= Aim =
Exclude images, then output the remaining data verbatim.

(Extracted data entries)
■ ■ ■ ■ ■

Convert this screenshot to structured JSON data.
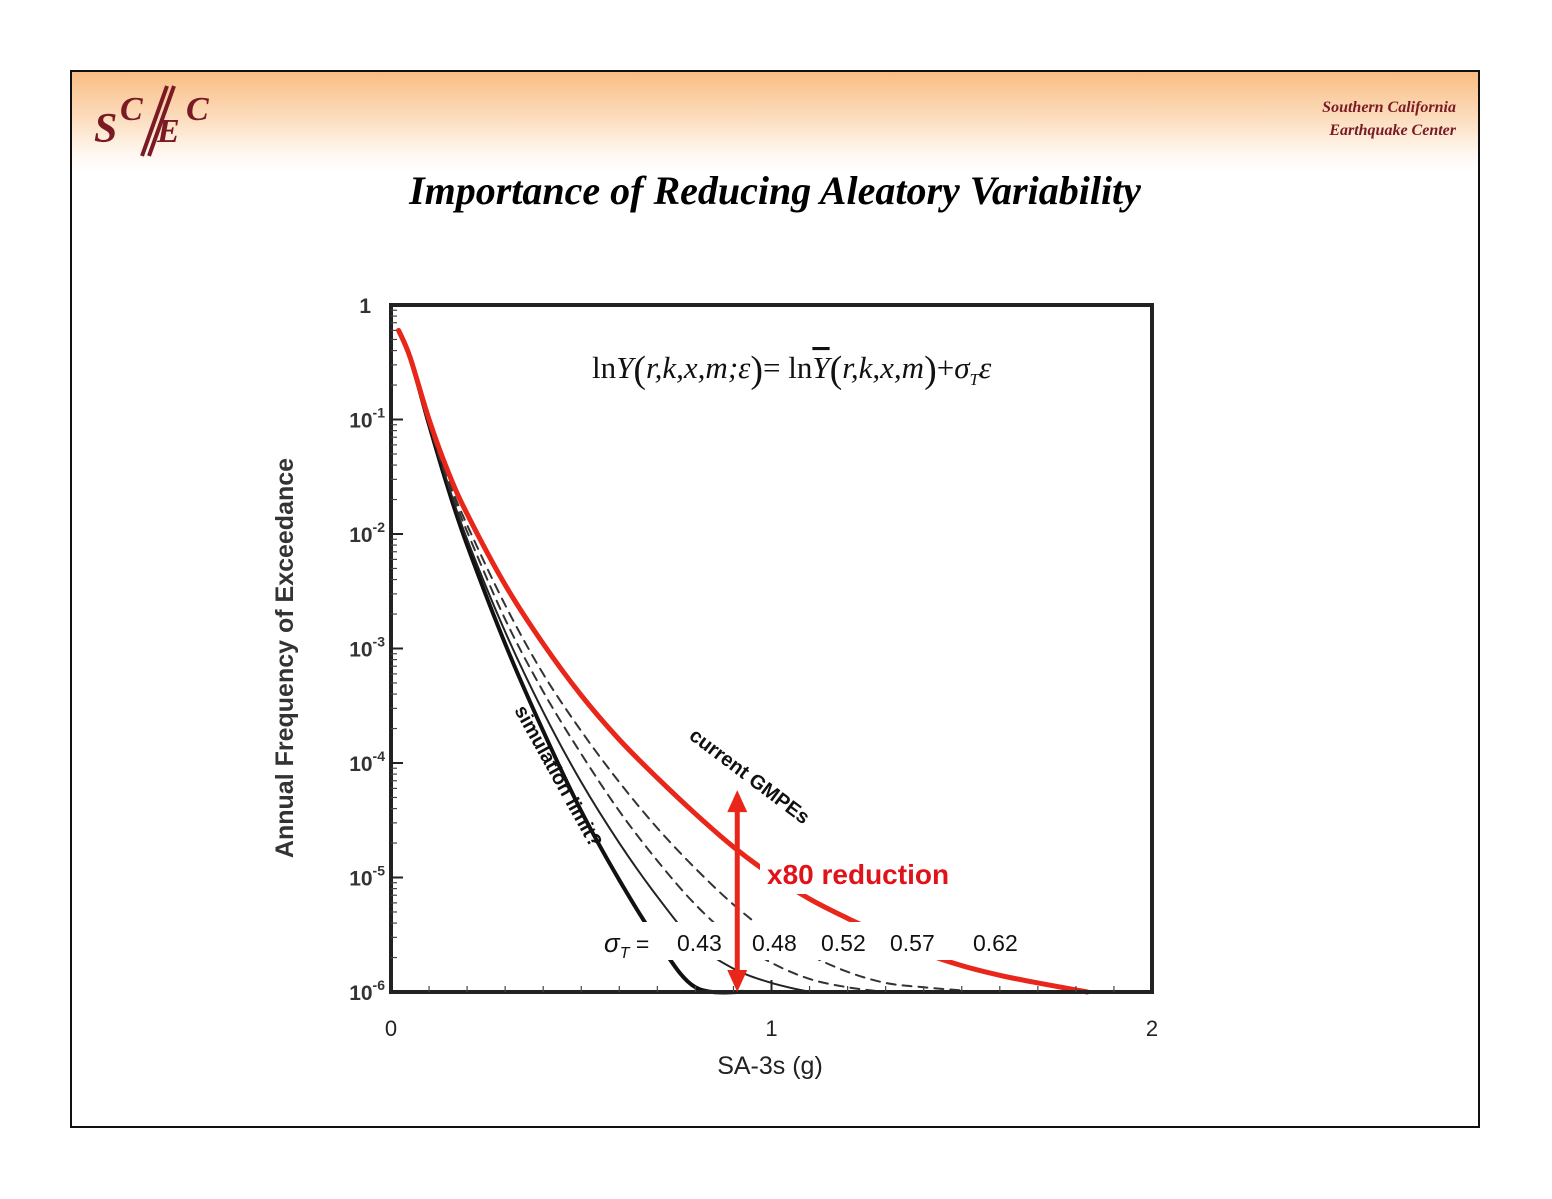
{
  "header": {
    "logo_text": "SCEC",
    "org_line1": "Southern California",
    "org_line2": "Earthquake Center",
    "title": "Importance of Reducing Aleatory Variability",
    "band_color": "#f9bd83",
    "brand_color": "#7a1a24"
  },
  "chart_data": {
    "type": "line",
    "title": "",
    "equation": "lnY(r,k,x,m;ε) = lnȲ(r,k,x,m) + σTε",
    "xlabel": "SA-3s (g)",
    "ylabel": "Annual Frequency of Exceedance",
    "xlim": [
      0,
      2
    ],
    "ylim": [
      1e-06,
      1
    ],
    "yscale": "log",
    "xticks": [
      0,
      1,
      2
    ],
    "xtick_labels": [
      "0",
      "1",
      "2"
    ],
    "yticks": [
      1,
      0.1,
      0.01,
      0.001,
      0.0001,
      1e-05,
      1e-06
    ],
    "ytick_labels": [
      {
        "base": "1",
        "exp": ""
      },
      {
        "base": "10",
        "exp": "-1"
      },
      {
        "base": "10",
        "exp": "-2"
      },
      {
        "base": "10",
        "exp": "-3"
      },
      {
        "base": "10",
        "exp": "-4"
      },
      {
        "base": "10",
        "exp": "-5"
      },
      {
        "base": "10",
        "exp": "-6"
      }
    ],
    "grid": false,
    "sigma_label": "σT =",
    "series": [
      {
        "name": "0.43",
        "style": "solid-thick",
        "color": "#111111",
        "x": [
          0.02,
          0.05,
          0.1,
          0.15,
          0.2,
          0.3,
          0.4,
          0.5,
          0.6,
          0.7,
          0.8,
          0.93
        ],
        "y": [
          0.6,
          0.35,
          0.09,
          0.025,
          0.008,
          0.0011,
          0.00019,
          3.8e-05,
          9.5e-06,
          2.8e-06,
          1.1e-06,
          1e-06
        ]
      },
      {
        "name": "0.48",
        "style": "solid-thin",
        "color": "#222222",
        "x": [
          0.02,
          0.05,
          0.1,
          0.15,
          0.2,
          0.3,
          0.4,
          0.5,
          0.6,
          0.7,
          0.8,
          0.9,
          1.0,
          1.1
        ],
        "y": [
          0.6,
          0.35,
          0.09,
          0.027,
          0.009,
          0.0014,
          0.00028,
          6.8e-05,
          2e-05,
          6.8e-06,
          2.7e-06,
          1.6e-06,
          1.2e-06,
          1e-06
        ]
      },
      {
        "name": "0.52",
        "style": "dashed",
        "color": "#333333",
        "x": [
          0.02,
          0.05,
          0.1,
          0.15,
          0.2,
          0.3,
          0.4,
          0.5,
          0.6,
          0.7,
          0.8,
          0.9,
          1.0,
          1.1,
          1.2,
          1.3
        ],
        "y": [
          0.6,
          0.35,
          0.09,
          0.028,
          0.0105,
          0.0018,
          0.00042,
          0.00012,
          3.8e-05,
          1.4e-05,
          5.8e-06,
          2.9e-06,
          1.8e-06,
          1.3e-06,
          1.1e-06,
          1e-06
        ]
      },
      {
        "name": "0.57",
        "style": "dashed",
        "color": "#333333",
        "x": [
          0.02,
          0.05,
          0.1,
          0.15,
          0.2,
          0.3,
          0.4,
          0.5,
          0.6,
          0.7,
          0.8,
          0.9,
          1.0,
          1.1,
          1.2,
          1.3,
          1.4,
          1.55
        ],
        "y": [
          0.6,
          0.35,
          0.09,
          0.03,
          0.012,
          0.0024,
          0.0006,
          0.00019,
          6.8e-05,
          2.7e-05,
          1.2e-05,
          5.8e-06,
          3.2e-06,
          2.1e-06,
          1.5e-06,
          1.2e-06,
          1.1e-06,
          1e-06
        ]
      },
      {
        "name": "0.62",
        "label": "current GMPEs",
        "style": "solid-thick",
        "color": "#e8261a",
        "x": [
          0.02,
          0.05,
          0.1,
          0.15,
          0.2,
          0.3,
          0.4,
          0.5,
          0.6,
          0.7,
          0.8,
          0.9,
          1.0,
          1.1,
          1.2,
          1.3,
          1.4,
          1.5,
          1.6,
          1.7,
          1.83
        ],
        "y": [
          0.6,
          0.35,
          0.1,
          0.035,
          0.015,
          0.0036,
          0.0011,
          0.00039,
          0.00016,
          7.4e-05,
          3.6e-05,
          1.85e-05,
          1.05e-05,
          6.5e-06,
          4.4e-06,
          3.1e-06,
          2.2e-06,
          1.7e-06,
          1.4e-06,
          1.2e-06,
          1e-06
        ]
      }
    ],
    "annotations": {
      "simulation_limit": "simulation limit?",
      "current_gmpes": "current GMPEs",
      "reduction": "x80 reduction",
      "reduction_arrow": {
        "x": 0.91,
        "y_from": 5.8e-05,
        "y_to": 1e-06
      }
    }
  }
}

■ ■ ■ ■ ■

= Solved problem =
Convert this screenshot to structured JSON data.
{
  "header": {
    "logo_text": "SCEC",
    "org_line1": "Southern California",
    "org_line2": "Earthquake Center",
    "title": "Importance of Reducing Aleatory Variability",
    "band_color": "#f9bd83",
    "brand_color": "#7a1a24"
  },
  "chart_data": {
    "type": "line",
    "title": "",
    "equation": "lnY(r,k,x,m;ε) = lnȲ(r,k,x,m) + σTε",
    "xlabel": "SA-3s (g)",
    "ylabel": "Annual Frequency of Exceedance",
    "xlim": [
      0,
      2
    ],
    "ylim": [
      1e-06,
      1
    ],
    "yscale": "log",
    "xticks": [
      0,
      1,
      2
    ],
    "xtick_labels": [
      "0",
      "1",
      "2"
    ],
    "yticks": [
      1,
      0.1,
      0.01,
      0.001,
      0.0001,
      1e-05,
      1e-06
    ],
    "ytick_labels": [
      {
        "base": "1",
        "exp": ""
      },
      {
        "base": "10",
        "exp": "-1"
      },
      {
        "base": "10",
        "exp": "-2"
      },
      {
        "base": "10",
        "exp": "-3"
      },
      {
        "base": "10",
        "exp": "-4"
      },
      {
        "base": "10",
        "exp": "-5"
      },
      {
        "base": "10",
        "exp": "-6"
      }
    ],
    "grid": false,
    "sigma_label": "σT =",
    "series": [
      {
        "name": "0.43",
        "style": "solid-thick",
        "color": "#111111",
        "x": [
          0.02,
          0.05,
          0.1,
          0.15,
          0.2,
          0.3,
          0.4,
          0.5,
          0.6,
          0.7,
          0.8,
          0.93
        ],
        "y": [
          0.6,
          0.35,
          0.09,
          0.025,
          0.008,
          0.0011,
          0.00019,
          3.8e-05,
          9.5e-06,
          2.8e-06,
          1.1e-06,
          1e-06
        ]
      },
      {
        "name": "0.48",
        "style": "solid-thin",
        "color": "#222222",
        "x": [
          0.02,
          0.05,
          0.1,
          0.15,
          0.2,
          0.3,
          0.4,
          0.5,
          0.6,
          0.7,
          0.8,
          0.9,
          1.0,
          1.1
        ],
        "y": [
          0.6,
          0.35,
          0.09,
          0.027,
          0.009,
          0.0014,
          0.00028,
          6.8e-05,
          2e-05,
          6.8e-06,
          2.7e-06,
          1.6e-06,
          1.2e-06,
          1e-06
        ]
      },
      {
        "name": "0.52",
        "style": "dashed",
        "color": "#333333",
        "x": [
          0.02,
          0.05,
          0.1,
          0.15,
          0.2,
          0.3,
          0.4,
          0.5,
          0.6,
          0.7,
          0.8,
          0.9,
          1.0,
          1.1,
          1.2,
          1.3
        ],
        "y": [
          0.6,
          0.35,
          0.09,
          0.028,
          0.0105,
          0.0018,
          0.00042,
          0.00012,
          3.8e-05,
          1.4e-05,
          5.8e-06,
          2.9e-06,
          1.8e-06,
          1.3e-06,
          1.1e-06,
          1e-06
        ]
      },
      {
        "name": "0.57",
        "style": "dashed",
        "color": "#333333",
        "x": [
          0.02,
          0.05,
          0.1,
          0.15,
          0.2,
          0.3,
          0.4,
          0.5,
          0.6,
          0.7,
          0.8,
          0.9,
          1.0,
          1.1,
          1.2,
          1.3,
          1.4,
          1.55
        ],
        "y": [
          0.6,
          0.35,
          0.09,
          0.03,
          0.012,
          0.0024,
          0.0006,
          0.00019,
          6.8e-05,
          2.7e-05,
          1.2e-05,
          5.8e-06,
          3.2e-06,
          2.1e-06,
          1.5e-06,
          1.2e-06,
          1.1e-06,
          1e-06
        ]
      },
      {
        "name": "0.62",
        "label": "current GMPEs",
        "style": "solid-thick",
        "color": "#e8261a",
        "x": [
          0.02,
          0.05,
          0.1,
          0.15,
          0.2,
          0.3,
          0.4,
          0.5,
          0.6,
          0.7,
          0.8,
          0.9,
          1.0,
          1.1,
          1.2,
          1.3,
          1.4,
          1.5,
          1.6,
          1.7,
          1.83
        ],
        "y": [
          0.6,
          0.35,
          0.1,
          0.035,
          0.015,
          0.0036,
          0.0011,
          0.00039,
          0.00016,
          7.4e-05,
          3.6e-05,
          1.85e-05,
          1.05e-05,
          6.5e-06,
          4.4e-06,
          3.1e-06,
          2.2e-06,
          1.7e-06,
          1.4e-06,
          1.2e-06,
          1e-06
        ]
      }
    ],
    "annotations": {
      "simulation_limit": "simulation limit?",
      "current_gmpes": "current GMPEs",
      "reduction": "x80 reduction",
      "reduction_arrow": {
        "x": 0.91,
        "y_from": 5.8e-05,
        "y_to": 1e-06
      }
    }
  }
}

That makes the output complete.